Goal of the exercise – In the data that follows, count every line holding the string "name" and give the count alone.

Figure contents as structured data:
- - - - -

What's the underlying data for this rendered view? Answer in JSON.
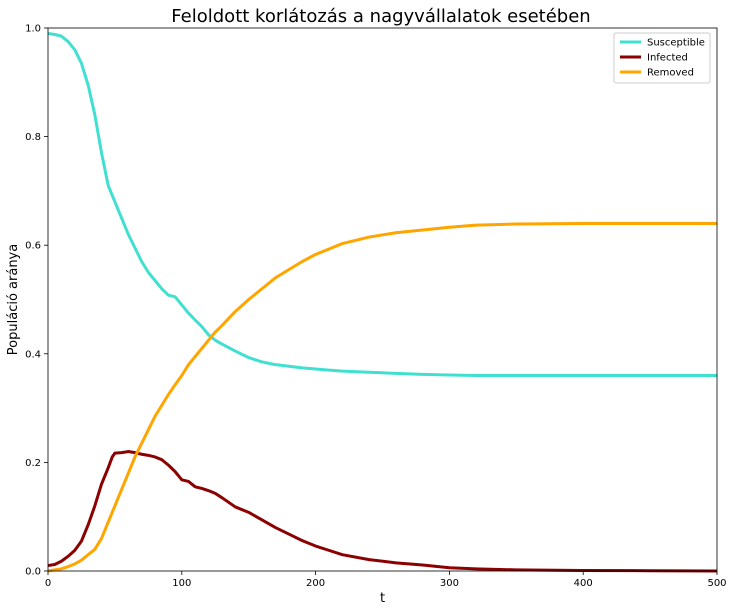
{
  "chart_data": {
    "type": "line",
    "title": "Feloldott korlátozás a nagyvállalatok esetében",
    "xlabel": "t",
    "ylabel": "Populáció aránya",
    "xlim": [
      0,
      500
    ],
    "ylim": [
      0,
      1.0
    ],
    "xticks": [
      0,
      100,
      200,
      300,
      400,
      500
    ],
    "xtick_labels": [
      "0",
      "100",
      "200",
      "300",
      "400",
      "500"
    ],
    "yticks": [
      0.0,
      0.2,
      0.4,
      0.6,
      0.8,
      1.0
    ],
    "ytick_labels": [
      "0.0",
      "0.2",
      "0.4",
      "0.6",
      "0.8",
      "1.0"
    ],
    "grid": false,
    "legend_position": "upper right",
    "series": [
      {
        "name": "Susceptible",
        "color": "#40E0D0",
        "x": [
          0,
          5,
          10,
          15,
          20,
          25,
          30,
          35,
          40,
          45,
          50,
          55,
          60,
          65,
          70,
          75,
          80,
          85,
          90,
          95,
          100,
          105,
          110,
          115,
          120,
          125,
          130,
          140,
          150,
          160,
          170,
          180,
          190,
          200,
          210,
          220,
          240,
          260,
          280,
          300,
          320,
          350,
          400,
          450,
          500
        ],
        "y": [
          0.99,
          0.988,
          0.985,
          0.975,
          0.96,
          0.935,
          0.895,
          0.84,
          0.77,
          0.71,
          0.68,
          0.65,
          0.62,
          0.595,
          0.57,
          0.55,
          0.535,
          0.52,
          0.508,
          0.505,
          0.49,
          0.475,
          0.462,
          0.45,
          0.435,
          0.425,
          0.418,
          0.405,
          0.393,
          0.385,
          0.38,
          0.377,
          0.374,
          0.372,
          0.37,
          0.368,
          0.366,
          0.364,
          0.362,
          0.361,
          0.36,
          0.36,
          0.36,
          0.36,
          0.36
        ]
      },
      {
        "name": "Infected",
        "color": "#8B0000",
        "x": [
          0,
          5,
          10,
          15,
          20,
          25,
          30,
          35,
          40,
          45,
          48,
          50,
          55,
          60,
          65,
          70,
          75,
          80,
          85,
          90,
          95,
          100,
          105,
          110,
          115,
          120,
          125,
          130,
          140,
          150,
          160,
          170,
          180,
          190,
          200,
          210,
          220,
          240,
          260,
          280,
          300,
          320,
          350,
          400,
          450,
          500
        ],
        "y": [
          0.01,
          0.012,
          0.018,
          0.027,
          0.038,
          0.055,
          0.085,
          0.12,
          0.16,
          0.19,
          0.21,
          0.217,
          0.218,
          0.22,
          0.218,
          0.215,
          0.213,
          0.21,
          0.205,
          0.195,
          0.183,
          0.168,
          0.165,
          0.155,
          0.152,
          0.148,
          0.143,
          0.135,
          0.118,
          0.108,
          0.094,
          0.08,
          0.068,
          0.056,
          0.046,
          0.038,
          0.03,
          0.021,
          0.015,
          0.011,
          0.006,
          0.004,
          0.002,
          0.001,
          0.0005,
          0.0
        ]
      },
      {
        "name": "Removed",
        "color": "#FFA500",
        "x": [
          0,
          5,
          10,
          15,
          20,
          25,
          30,
          35,
          40,
          45,
          50,
          55,
          60,
          65,
          70,
          75,
          80,
          85,
          90,
          95,
          100,
          105,
          110,
          115,
          120,
          125,
          130,
          140,
          150,
          160,
          170,
          180,
          190,
          200,
          210,
          220,
          240,
          260,
          280,
          300,
          320,
          350,
          400,
          450,
          500
        ],
        "y": [
          0.0,
          0.002,
          0.004,
          0.008,
          0.013,
          0.02,
          0.03,
          0.04,
          0.06,
          0.09,
          0.12,
          0.15,
          0.18,
          0.21,
          0.235,
          0.26,
          0.285,
          0.305,
          0.325,
          0.343,
          0.36,
          0.38,
          0.395,
          0.41,
          0.425,
          0.44,
          0.452,
          0.478,
          0.5,
          0.52,
          0.54,
          0.555,
          0.57,
          0.583,
          0.593,
          0.603,
          0.615,
          0.623,
          0.628,
          0.633,
          0.637,
          0.639,
          0.64,
          0.64,
          0.64
        ]
      }
    ]
  }
}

- - - - -

Exercise answer – 3